(Dataset items)
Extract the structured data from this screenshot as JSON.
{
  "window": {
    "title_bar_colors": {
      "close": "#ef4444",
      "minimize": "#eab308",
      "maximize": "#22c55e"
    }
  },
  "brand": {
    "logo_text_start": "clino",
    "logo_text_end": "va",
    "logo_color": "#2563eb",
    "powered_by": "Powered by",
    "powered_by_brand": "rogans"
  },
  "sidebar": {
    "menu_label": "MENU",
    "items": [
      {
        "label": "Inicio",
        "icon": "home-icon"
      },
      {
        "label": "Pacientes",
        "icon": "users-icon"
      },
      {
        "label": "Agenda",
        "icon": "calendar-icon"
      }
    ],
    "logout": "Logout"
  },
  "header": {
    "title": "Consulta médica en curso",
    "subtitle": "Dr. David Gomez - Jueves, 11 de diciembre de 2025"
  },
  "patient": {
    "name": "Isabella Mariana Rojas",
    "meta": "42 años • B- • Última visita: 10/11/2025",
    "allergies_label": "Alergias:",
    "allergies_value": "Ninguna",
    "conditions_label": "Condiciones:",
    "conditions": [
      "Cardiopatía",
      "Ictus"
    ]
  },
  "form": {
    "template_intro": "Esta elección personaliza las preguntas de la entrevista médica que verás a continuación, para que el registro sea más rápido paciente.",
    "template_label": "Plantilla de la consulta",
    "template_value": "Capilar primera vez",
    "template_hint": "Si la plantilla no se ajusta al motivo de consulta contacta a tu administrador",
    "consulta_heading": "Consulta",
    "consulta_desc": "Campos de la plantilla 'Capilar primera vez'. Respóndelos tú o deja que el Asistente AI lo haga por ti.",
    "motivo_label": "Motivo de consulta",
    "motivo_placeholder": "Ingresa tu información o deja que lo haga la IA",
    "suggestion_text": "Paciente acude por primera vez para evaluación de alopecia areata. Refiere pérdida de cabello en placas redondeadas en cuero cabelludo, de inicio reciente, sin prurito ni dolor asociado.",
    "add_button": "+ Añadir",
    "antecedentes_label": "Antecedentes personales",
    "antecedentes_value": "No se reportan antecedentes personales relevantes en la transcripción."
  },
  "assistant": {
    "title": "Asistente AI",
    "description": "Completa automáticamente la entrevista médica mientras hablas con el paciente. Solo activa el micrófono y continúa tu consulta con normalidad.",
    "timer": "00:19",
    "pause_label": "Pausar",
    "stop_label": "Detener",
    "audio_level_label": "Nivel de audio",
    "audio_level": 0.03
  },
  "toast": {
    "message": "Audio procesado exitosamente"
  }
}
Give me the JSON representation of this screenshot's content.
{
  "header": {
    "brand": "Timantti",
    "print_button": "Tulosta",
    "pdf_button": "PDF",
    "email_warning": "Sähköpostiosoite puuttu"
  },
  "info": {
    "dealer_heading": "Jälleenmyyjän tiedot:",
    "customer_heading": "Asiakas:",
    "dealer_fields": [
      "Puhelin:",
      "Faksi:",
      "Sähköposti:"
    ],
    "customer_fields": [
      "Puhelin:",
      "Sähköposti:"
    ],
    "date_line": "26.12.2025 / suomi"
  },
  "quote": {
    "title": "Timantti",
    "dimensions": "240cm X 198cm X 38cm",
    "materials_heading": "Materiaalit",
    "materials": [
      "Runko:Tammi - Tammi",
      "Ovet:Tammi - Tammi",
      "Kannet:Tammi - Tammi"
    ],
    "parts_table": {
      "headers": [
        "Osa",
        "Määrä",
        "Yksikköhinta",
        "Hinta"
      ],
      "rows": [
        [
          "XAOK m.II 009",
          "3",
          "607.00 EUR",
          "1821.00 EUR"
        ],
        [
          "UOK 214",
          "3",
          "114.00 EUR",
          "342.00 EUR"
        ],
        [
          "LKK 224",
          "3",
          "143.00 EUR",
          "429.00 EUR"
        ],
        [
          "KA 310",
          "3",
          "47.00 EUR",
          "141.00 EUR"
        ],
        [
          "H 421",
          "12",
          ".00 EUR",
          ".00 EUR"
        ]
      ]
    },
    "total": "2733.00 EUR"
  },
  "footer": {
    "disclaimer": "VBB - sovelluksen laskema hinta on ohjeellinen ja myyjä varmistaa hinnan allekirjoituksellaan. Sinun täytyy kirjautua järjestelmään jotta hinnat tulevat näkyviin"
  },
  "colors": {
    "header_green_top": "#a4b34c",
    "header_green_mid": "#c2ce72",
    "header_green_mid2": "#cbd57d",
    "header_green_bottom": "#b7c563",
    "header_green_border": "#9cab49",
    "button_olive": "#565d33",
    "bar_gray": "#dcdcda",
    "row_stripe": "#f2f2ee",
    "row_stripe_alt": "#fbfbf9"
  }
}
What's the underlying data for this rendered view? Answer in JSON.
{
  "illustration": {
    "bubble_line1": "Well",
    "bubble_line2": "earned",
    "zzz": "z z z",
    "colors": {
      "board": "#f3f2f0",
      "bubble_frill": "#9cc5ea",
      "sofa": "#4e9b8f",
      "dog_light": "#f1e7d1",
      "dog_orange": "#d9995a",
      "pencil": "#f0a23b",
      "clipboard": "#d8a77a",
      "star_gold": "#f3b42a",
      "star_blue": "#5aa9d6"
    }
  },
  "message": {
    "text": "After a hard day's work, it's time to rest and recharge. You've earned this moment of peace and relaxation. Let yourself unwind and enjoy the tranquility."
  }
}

- **SET PROBLEM**: Repeat all of the records above exactly as written.

- **COMPLETED TASK**:
Extract the structured data from this screenshot as JSON.
{
  "window": {
    "title_bar_colors": {
      "close": "#ef4444",
      "minimize": "#eab308",
      "maximize": "#22c55e"
    }
  },
  "brand": {
    "logo_text_start": "clino",
    "logo_text_end": "va",
    "logo_color": "#2563eb",
    "powered_by": "Powered by",
    "powered_by_brand": "rogans"
  },
  "sidebar": {
    "menu_label": "MENU",
    "items": [
      {
        "label": "Inicio",
        "icon": "home-icon"
      },
      {
        "label": "Pacientes",
        "icon": "users-icon"
      },
      {
        "label": "Agenda",
        "icon": "calendar-icon"
      }
    ],
    "logout": "Logout"
  },
  "header": {
    "title": "Consulta médica en curso",
    "subtitle": "Dr. David Gomez - Jueves, 11 de diciembre de 2025"
  },
  "patient": {
    "name": "Isabella Mariana Rojas",
    "meta": "42 años • B- • Última visita: 10/11/2025",
    "allergies_label": "Alergias:",
    "allergies_value": "Ninguna",
    "conditions_label": "Condiciones:",
    "conditions": [
      "Cardiopatía",
      "Ictus"
    ]
  },
  "form": {
    "template_intro": "Esta elección personaliza las preguntas de la entrevista médica que verás a continuación, para que el registro sea más rápido paciente.",
    "template_label": "Plantilla de la consulta",
    "template_value": "Capilar primera vez",
    "template_hint": "Si la plantilla no se ajusta al motivo de consulta contacta a tu administrador",
    "consulta_heading": "Consulta",
    "consulta_desc": "Campos de la plantilla 'Capilar primera vez'. Respóndelos tú o deja que el Asistente AI lo haga por ti.",
    "motivo_label": "Motivo de consulta",
    "motivo_placeholder": "Ingresa tu información o deja que lo haga la IA",
    "suggestion_text": "Paciente acude por primera vez para evaluación de alopecia areata. Refiere pérdida de cabello en placas redondeadas en cuero cabelludo, de inicio reciente, sin prurito ni dolor asociado.",
    "add_button": "+ Añadir",
    "antecedentes_label": "Antecedentes personales",
    "antecedentes_value": "No se reportan antecedentes personales relevantes en la transcripción."
  },
  "assistant": {
    "title": "Asistente AI",
    "description": "Completa automáticamente la entrevista médica mientras hablas con el paciente. Solo activa el micrófono y continúa tu consulta con normalidad.",
    "timer": "00:19",
    "pause_label": "Pausar",
    "stop_label": "Detener",
    "audio_level_label": "Nivel de audio",
    "audio_level": 0.03
  },
  "toast": {
    "message": "Audio procesado exitosamente"
  }
}
Give me the JSON representation of this screenshot's content.
{
  "header": {
    "brand": "Timantti",
    "print_button": "Tulosta",
    "pdf_button": "PDF",
    "email_warning": "Sähköpostiosoite puuttu"
  },
  "info": {
    "dealer_heading": "Jälleenmyyjän tiedot:",
    "customer_heading": "Asiakas:",
    "dealer_fields": [
      "Puhelin:",
      "Faksi:",
      "Sähköposti:"
    ],
    "customer_fields": [
      "Puhelin:",
      "Sähköposti:"
    ],
    "date_line": "26.12.2025 / suomi"
  },
  "quote": {
    "title": "Timantti",
    "dimensions": "240cm X 198cm X 38cm",
    "materials_heading": "Materiaalit",
    "materials": [
      "Runko:Tammi - Tammi",
      "Ovet:Tammi - Tammi",
      "Kannet:Tammi - Tammi"
    ],
    "parts_table": {
      "headers": [
        "Osa",
        "Määrä",
        "Yksikköhinta",
        "Hinta"
      ],
      "rows": [
        [
          "XAOK m.II 009",
          "3",
          "607.00 EUR",
          "1821.00 EUR"
        ],
        [
          "UOK 214",
          "3",
          "114.00 EUR",
          "342.00 EUR"
        ],
        [
          "LKK 224",
          "3",
          "143.00 EUR",
          "429.00 EUR"
        ],
        [
          "KA 310",
          "3",
          "47.00 EUR",
          "141.00 EUR"
        ],
        [
          "H 421",
          "12",
          ".00 EUR",
          ".00 EUR"
        ]
      ]
    },
    "total": "2733.00 EUR"
  },
  "footer": {
    "disclaimer": "VBB - sovelluksen laskema hinta on ohjeellinen ja myyjä varmistaa hinnan allekirjoituksellaan. Sinun täytyy kirjautua järjestelmään jotta hinnat tulevat näkyviin"
  },
  "colors": {
    "header_green_top": "#a4b34c",
    "header_green_mid": "#c2ce72",
    "header_green_mid2": "#cbd57d",
    "header_green_bottom": "#b7c563",
    "header_green_border": "#9cab49",
    "button_olive": "#565d33",
    "bar_gray": "#dcdcda",
    "row_stripe": "#f2f2ee",
    "row_stripe_alt": "#fbfbf9"
  }
}
What's the underlying data for this rendered view? Answer in JSON.
{
  "illustration": {
    "bubble_line1": "Well",
    "bubble_line2": "earned",
    "zzz": "z z z",
    "colors": {
      "board": "#f3f2f0",
      "bubble_frill": "#9cc5ea",
      "sofa": "#4e9b8f",
      "dog_light": "#f1e7d1",
      "dog_orange": "#d9995a",
      "pencil": "#f0a23b",
      "clipboard": "#d8a77a",
      "star_gold": "#f3b42a",
      "star_blue": "#5aa9d6"
    }
  },
  "message": {
    "text": "After a hard day's work, it's time to rest and recharge. You've earned this moment of peace and relaxation. Let yourself unwind and enjoy the tranquility."
  }
}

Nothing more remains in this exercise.